**Your goal**
Write out all of the records precisely. Skip anything that is a picture.

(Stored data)
■ ■ ■ ■ ■

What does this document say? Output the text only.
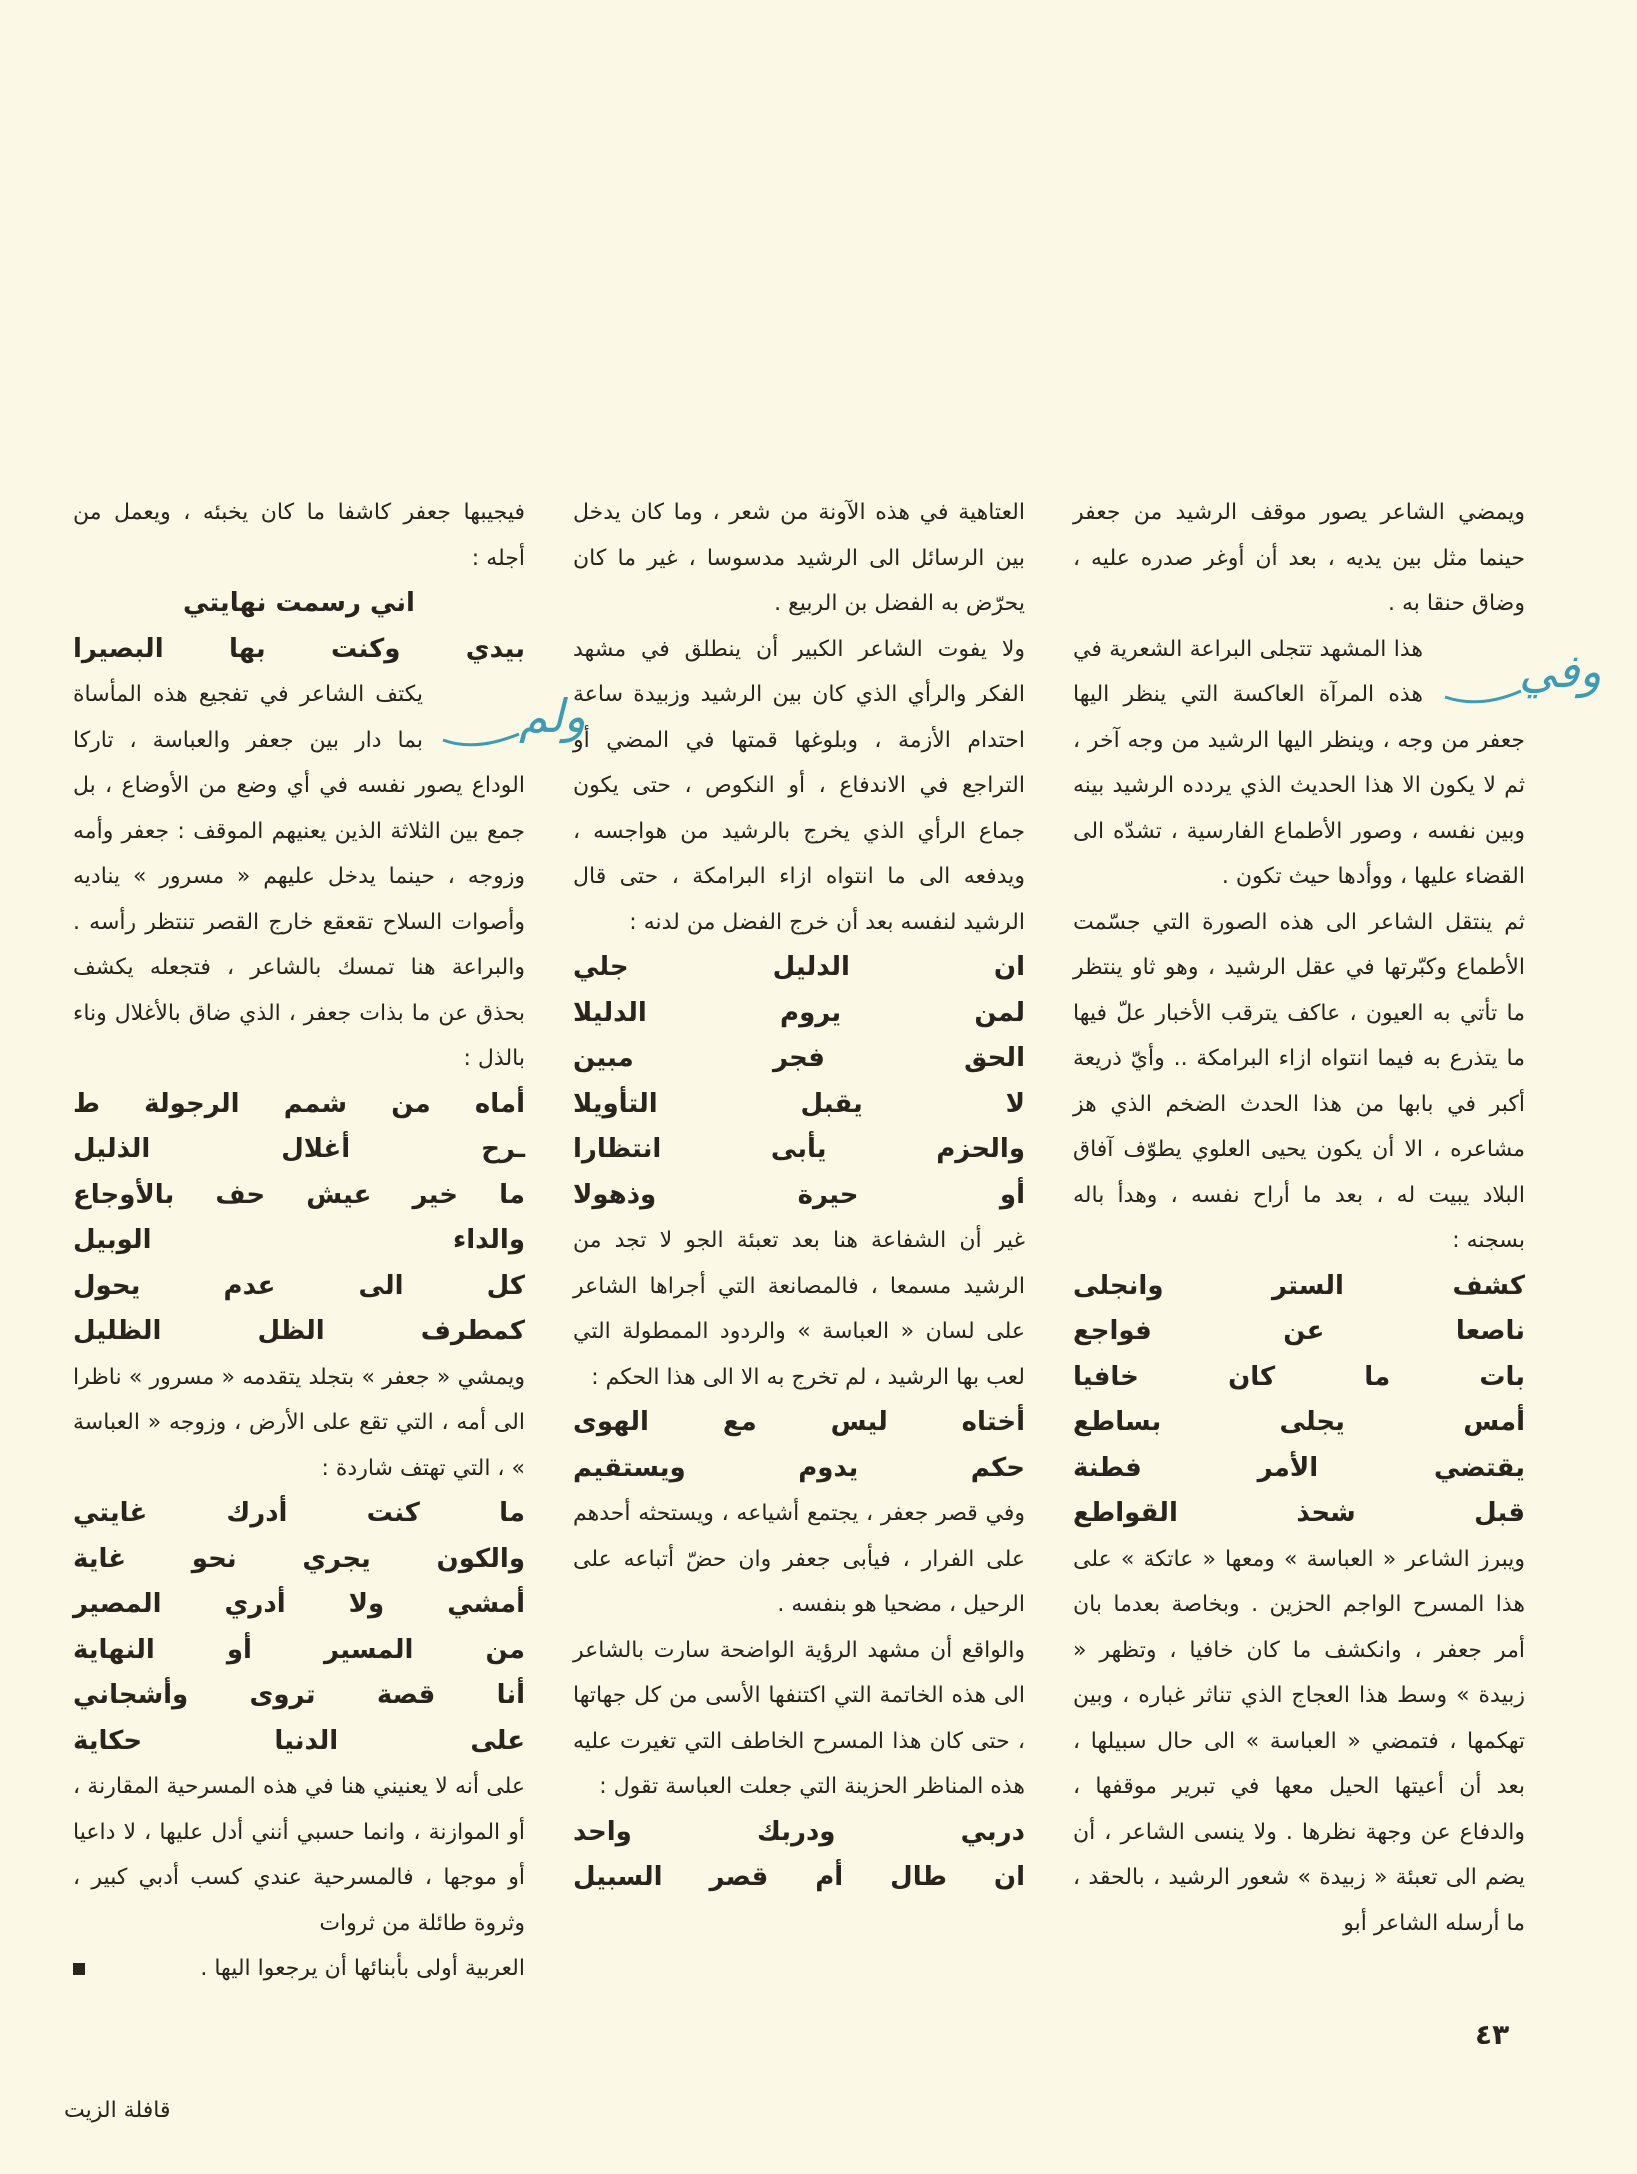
ويمضي الشاعر يصور موقف الرشيد من جعفر حينما مثل بين يديه ، بعد أن أوغر صدره عليه ، وضاق حنقا به .

وفي
هذا المشهد تتجلى البراعة الشعرية في هذه المرآة العاكسة التي ينظر اليها جعفر من وجه ، وينظر اليها الرشيد من وجه آخر ، ثم لا يكون الا هذا الحديث الذي يردده الرشيد بينه وبين نفسه ، وصور الأطماع الفارسية ، تشدّه الى القضاء عليها ، ووأدها حيث تكون .

ثم ينتقل الشاعر الى هذه الصورة التي جسّمت الأطماع وكبّرتها في عقل الرشيد ، وهو ثاو ينتظر ما تأتي به العيون ، عاكف يترقب الأخبار علّ فيها ما يتذرع به فيما انتواه ازاء البرامكة .. وأيّ ذريعة أكبر في بابها من هذا الحدث الضخم الذي هز مشاعره ، الا أن يكون يحيى العلوي يطوّف آفاق البلاد يبيت له ، بعد ما أراح نفسه ، وهدأ باله بسجنه :

كشف الستر وانجلى
ناصعا عن فواجع
بات ما كان خافيا
أمس يجلى بساطع
يقتضي الأمر فطنة
قبل شحذ القواطع

ويبرز الشاعر « العباسة » ومعها « عاتكة » على هذا المسرح الواجم الحزين . وبخاصة بعدما بان أمر جعفر ، وانكشف ما كان خافيا ، وتظهر « زبيدة » وسط هذا العجاج الذي تناثر غباره ، وبين تهكمها ، فتمضي « العباسة » الى حال سبيلها ، بعد أن أعيتها الحيل معها في تبرير موقفها ، والدفاع عن وجهة نظرها . ولا ينسى الشاعر ، أن يضم الى تعبئة « زبيدة » شعور الرشيد ، بالحقد ، ما أرسله الشاعر أبو

العتاهية في هذه الآونة من شعر ، وما كان يدخل بين الرسائل الى الرشيد مدسوسا ، غير ما كان يحرّض به الفضل بن الربيع .

ولا يفوت الشاعر الكبير أن ينطلق في مشهد الفكر والرأي الذي كان بين الرشيد وزبيدة ساعة احتدام الأزمة ، وبلوغها قمتها في المضي أو التراجع في الاندفاع ، أو النكوص ، حتى يكون جماع الرأي الذي يخرج بالرشيد من هواجسه ، ويدفعه الى ما انتواه ازاء البرامكة ، حتى قال الرشيد لنفسه بعد أن خرج الفضل من لدنه :

ان الدليل جلي
لمن يروم الدليلا
الحق فجر مبين
لا يقبل التأويلا
والحزم يأبى انتظارا
أو حيرة وذهولا

غير أن الشفاعة هنا بعد تعبئة الجو لا تجد من الرشيد مسمعا ، فالمصانعة التي أجراها الشاعر على لسان « العباسة » والردود الممطولة التي لعب بها الرشيد ، لم تخرج به الا الى هذا الحكم :

أختاه ليس مع الهوى
حكم يدوم ويستقيم

وفي قصر جعفر ، يجتمع أشياعه ، ويستحثه أحدهم على الفرار ، فيأبى جعفر وان حضّ أتباعه على الرحيل ، مضحيا هو بنفسه .

والواقع أن مشهد الرؤية الواضحة سارت بالشاعر الى هذه الخاتمة التي اكتنفها الأسى من كل جهاتها ، حتى كان هذا المسرح الخاطف التي تغيرت عليه هذه المناظر الحزينة التي جعلت العباسة تقول :

دربي ودربك واحد
ان طال أم قصر السبيل

فيجيبها جعفر كاشفا ما كان يخبئه ، ويعمل من أجله :

اني رسمت نهايتي
بيدي وكنت بها البصيرا

ولم
يكتف الشاعر في تفجيع هذه المأساة بما دار بين جعفر والعباسة ، تاركا الوداع يصور نفسه في أي وضع من الأوضاع ، بل جمع بين الثلاثة الذين يعنيهم الموقف : جعفر وأمه وزوجه ، حينما يدخل عليهم « مسرور » يناديه وأصوات السلاح تقعقع خارج القصر تنتظر رأسه . والبراعة هنا تمسك بالشاعر ، فتجعله يكشف بحذق عن ما بذات جعفر ، الذي ضاق بالأغلال وناء بالذل :

أماه من شمم الرجولة ط
ـرح أغلال الذليل
ما خير عيش حف بالأوجاع
والداء الوبيل
كل الى عدم يحول
كمطرف الظل الظليل

ويمشي « جعفر » بتجلد يتقدمه « مسرور » ناظرا الى أمه ، التي تقع على الأرض ، وزوجه « العباسة » ، التي تهتف شاردة :

ما كنت أدرك غايتي
والكون يجري نحو غاية
أمشي ولا أدري المصير
من المسير أو النهاية
أنا قصة تروى وأشجاني
على الدنيا حكاية

على أنه لا يعنيني هنا في هذه المسرحية المقارنة ، أو الموازنة ، وانما حسبي أنني أدل عليها ، لا داعيا أو موجها ، فالمسرحية عندي كسب أدبي كبير ، وثروة طائلة من ثروات

العربية أولى بأبنائها أن يرجعوا اليها .
٤٣
قافلة الزيت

■ ■ ■ ■ ■

**Exercise response**
What does this document say? Output the text only.
ويمضي الشاعر يصور موقف الرشيد من جعفر حينما مثل بين يديه ، بعد أن أوغر صدره عليه ، وضاق حنقا به .

وفي
هذا المشهد تتجلى البراعة الشعرية في هذه المرآة العاكسة التي ينظر اليها جعفر من وجه ، وينظر اليها الرشيد من وجه آخر ، ثم لا يكون الا هذا الحديث الذي يردده الرشيد بينه وبين نفسه ، وصور الأطماع الفارسية ، تشدّه الى القضاء عليها ، ووأدها حيث تكون .

ثم ينتقل الشاعر الى هذه الصورة التي جسّمت الأطماع وكبّرتها في عقل الرشيد ، وهو ثاو ينتظر ما تأتي به العيون ، عاكف يترقب الأخبار علّ فيها ما يتذرع به فيما انتواه ازاء البرامكة .. وأيّ ذريعة أكبر في بابها من هذا الحدث الضخم الذي هز مشاعره ، الا أن يكون يحيى العلوي يطوّف آفاق البلاد يبيت له ، بعد ما أراح نفسه ، وهدأ باله بسجنه :

كشف الستر وانجلى
ناصعا عن فواجع
بات ما كان خافيا
أمس يجلى بساطع
يقتضي الأمر فطنة
قبل شحذ القواطع

ويبرز الشاعر « العباسة » ومعها « عاتكة » على هذا المسرح الواجم الحزين . وبخاصة بعدما بان أمر جعفر ، وانكشف ما كان خافيا ، وتظهر « زبيدة » وسط هذا العجاج الذي تناثر غباره ، وبين تهكمها ، فتمضي « العباسة » الى حال سبيلها ، بعد أن أعيتها الحيل معها في تبرير موقفها ، والدفاع عن وجهة نظرها . ولا ينسى الشاعر ، أن يضم الى تعبئة « زبيدة » شعور الرشيد ، بالحقد ، ما أرسله الشاعر أبو

العتاهية في هذه الآونة من شعر ، وما كان يدخل بين الرسائل الى الرشيد مدسوسا ، غير ما كان يحرّض به الفضل بن الربيع .

ولا يفوت الشاعر الكبير أن ينطلق في مشهد الفكر والرأي الذي كان بين الرشيد وزبيدة ساعة احتدام الأزمة ، وبلوغها قمتها في المضي أو التراجع في الاندفاع ، أو النكوص ، حتى يكون جماع الرأي الذي يخرج بالرشيد من هواجسه ، ويدفعه الى ما انتواه ازاء البرامكة ، حتى قال الرشيد لنفسه بعد أن خرج الفضل من لدنه :

ان الدليل جلي
لمن يروم الدليلا
الحق فجر مبين
لا يقبل التأويلا
والحزم يأبى انتظارا
أو حيرة وذهولا

غير أن الشفاعة هنا بعد تعبئة الجو لا تجد من الرشيد مسمعا ، فالمصانعة التي أجراها الشاعر على لسان « العباسة » والردود الممطولة التي لعب بها الرشيد ، لم تخرج به الا الى هذا الحكم :

أختاه ليس مع الهوى
حكم يدوم ويستقيم

وفي قصر جعفر ، يجتمع أشياعه ، ويستحثه أحدهم على الفرار ، فيأبى جعفر وان حضّ أتباعه على الرحيل ، مضحيا هو بنفسه .

والواقع أن مشهد الرؤية الواضحة سارت بالشاعر الى هذه الخاتمة التي اكتنفها الأسى من كل جهاتها ، حتى كان هذا المسرح الخاطف التي تغيرت عليه هذه المناظر الحزينة التي جعلت العباسة تقول :

دربي ودربك واحد
ان طال أم قصر السبيل

فيجيبها جعفر كاشفا ما كان يخبئه ، ويعمل من أجله :

اني رسمت نهايتي
بيدي وكنت بها البصيرا

ولم
يكتف الشاعر في تفجيع هذه المأساة بما دار بين جعفر والعباسة ، تاركا الوداع يصور نفسه في أي وضع من الأوضاع ، بل جمع بين الثلاثة الذين يعنيهم الموقف : جعفر وأمه وزوجه ، حينما يدخل عليهم « مسرور » يناديه وأصوات السلاح تقعقع خارج القصر تنتظر رأسه . والبراعة هنا تمسك بالشاعر ، فتجعله يكشف بحذق عن ما بذات جعفر ، الذي ضاق بالأغلال وناء بالذل :

أماه من شمم الرجولة ط
ـرح أغلال الذليل
ما خير عيش حف بالأوجاع
والداء الوبيل
كل الى عدم يحول
كمطرف الظل الظليل

ويمشي « جعفر » بتجلد يتقدمه « مسرور » ناظرا الى أمه ، التي تقع على الأرض ، وزوجه « العباسة » ، التي تهتف شاردة :

ما كنت أدرك غايتي
والكون يجري نحو غاية
أمشي ولا أدري المصير
من المسير أو النهاية
أنا قصة تروى وأشجاني
على الدنيا حكاية

على أنه لا يعنيني هنا في هذه المسرحية المقارنة ، أو الموازنة ، وانما حسبي أنني أدل عليها ، لا داعيا أو موجها ، فالمسرحية عندي كسب أدبي كبير ، وثروة طائلة من ثروات

العربية أولى بأبنائها أن يرجعوا اليها .
٤٣
قافلة الزيت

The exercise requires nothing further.